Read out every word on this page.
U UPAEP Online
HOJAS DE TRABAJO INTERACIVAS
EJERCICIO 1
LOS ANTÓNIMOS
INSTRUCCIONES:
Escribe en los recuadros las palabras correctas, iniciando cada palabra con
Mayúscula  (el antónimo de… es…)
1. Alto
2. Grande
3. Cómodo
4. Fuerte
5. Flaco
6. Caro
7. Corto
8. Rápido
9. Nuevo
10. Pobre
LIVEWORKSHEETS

* [Short exercise]
Using the listing above, reproduce each line without omission.

* [Written answer]
Read out every word on this page.
U UPAEP Online
HOJAS DE TRABAJO INTERACIVAS
EJERCICIO 1
LOS ANTÓNIMOS
INSTRUCCIONES:
Escribe en los recuadros las palabras correctas, iniciando cada palabra con
Mayúscula  (el antónimo de… es…)
1. Alto
2. Grande
3. Cómodo
4. Fuerte
5. Flaco
6. Caro
7. Corto
8. Rápido
9. Nuevo
10. Pobre
LIVEWORKSHEETS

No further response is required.